──────── DATA PROVIDED
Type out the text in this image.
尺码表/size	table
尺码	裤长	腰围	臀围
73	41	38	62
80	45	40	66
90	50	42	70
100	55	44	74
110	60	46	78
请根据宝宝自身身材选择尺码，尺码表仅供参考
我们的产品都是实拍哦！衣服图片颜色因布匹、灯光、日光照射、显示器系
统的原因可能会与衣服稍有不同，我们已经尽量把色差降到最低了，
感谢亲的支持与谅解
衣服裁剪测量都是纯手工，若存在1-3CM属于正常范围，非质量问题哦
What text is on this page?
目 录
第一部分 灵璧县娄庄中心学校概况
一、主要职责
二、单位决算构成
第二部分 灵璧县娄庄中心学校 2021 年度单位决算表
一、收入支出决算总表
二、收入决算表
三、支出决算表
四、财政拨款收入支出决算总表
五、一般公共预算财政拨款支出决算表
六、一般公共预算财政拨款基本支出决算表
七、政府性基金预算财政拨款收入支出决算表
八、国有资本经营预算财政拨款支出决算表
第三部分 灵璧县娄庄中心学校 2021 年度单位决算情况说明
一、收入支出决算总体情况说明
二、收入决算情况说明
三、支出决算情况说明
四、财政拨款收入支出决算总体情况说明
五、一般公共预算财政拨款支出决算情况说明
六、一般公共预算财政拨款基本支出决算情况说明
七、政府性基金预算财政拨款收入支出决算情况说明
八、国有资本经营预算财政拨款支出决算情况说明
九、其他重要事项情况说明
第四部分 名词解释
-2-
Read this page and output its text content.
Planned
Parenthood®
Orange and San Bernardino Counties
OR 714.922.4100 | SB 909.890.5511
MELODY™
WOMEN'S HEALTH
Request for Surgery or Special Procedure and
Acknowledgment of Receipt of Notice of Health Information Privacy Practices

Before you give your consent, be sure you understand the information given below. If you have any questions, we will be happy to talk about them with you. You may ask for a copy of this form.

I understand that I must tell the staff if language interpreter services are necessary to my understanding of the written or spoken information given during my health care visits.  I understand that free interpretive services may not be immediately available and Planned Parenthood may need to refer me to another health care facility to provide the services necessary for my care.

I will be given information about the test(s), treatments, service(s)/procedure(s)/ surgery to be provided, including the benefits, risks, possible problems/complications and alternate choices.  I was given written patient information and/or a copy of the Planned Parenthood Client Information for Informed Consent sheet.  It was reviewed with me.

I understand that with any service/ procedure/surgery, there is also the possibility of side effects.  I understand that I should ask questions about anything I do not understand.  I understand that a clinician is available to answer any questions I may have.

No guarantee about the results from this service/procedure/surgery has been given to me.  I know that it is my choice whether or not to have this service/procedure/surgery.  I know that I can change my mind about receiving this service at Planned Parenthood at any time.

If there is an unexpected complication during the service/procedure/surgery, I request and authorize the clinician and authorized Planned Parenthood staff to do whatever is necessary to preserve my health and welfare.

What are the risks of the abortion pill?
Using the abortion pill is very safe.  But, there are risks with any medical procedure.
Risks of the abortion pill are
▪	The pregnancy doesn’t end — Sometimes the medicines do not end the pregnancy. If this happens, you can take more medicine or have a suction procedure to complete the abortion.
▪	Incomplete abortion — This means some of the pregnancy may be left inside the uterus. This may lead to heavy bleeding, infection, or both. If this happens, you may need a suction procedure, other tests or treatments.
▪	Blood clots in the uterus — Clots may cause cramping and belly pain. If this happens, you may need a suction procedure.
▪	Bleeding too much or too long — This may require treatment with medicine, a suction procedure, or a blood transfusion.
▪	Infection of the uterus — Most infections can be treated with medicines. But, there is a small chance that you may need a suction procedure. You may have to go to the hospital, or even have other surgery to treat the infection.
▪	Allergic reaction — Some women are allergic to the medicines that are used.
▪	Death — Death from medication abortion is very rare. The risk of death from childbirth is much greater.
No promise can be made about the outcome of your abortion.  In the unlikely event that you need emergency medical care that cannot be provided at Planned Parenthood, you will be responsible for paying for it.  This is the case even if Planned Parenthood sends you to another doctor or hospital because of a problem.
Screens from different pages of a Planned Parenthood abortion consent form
────────────────
• GIVEN INSTRUCTION
Wherever a line in the data above holds "text", copy that line.

• RESPONSE TO THIS TASK
Type out the text in this image.
What text is on this page?
Read this page and output its text content.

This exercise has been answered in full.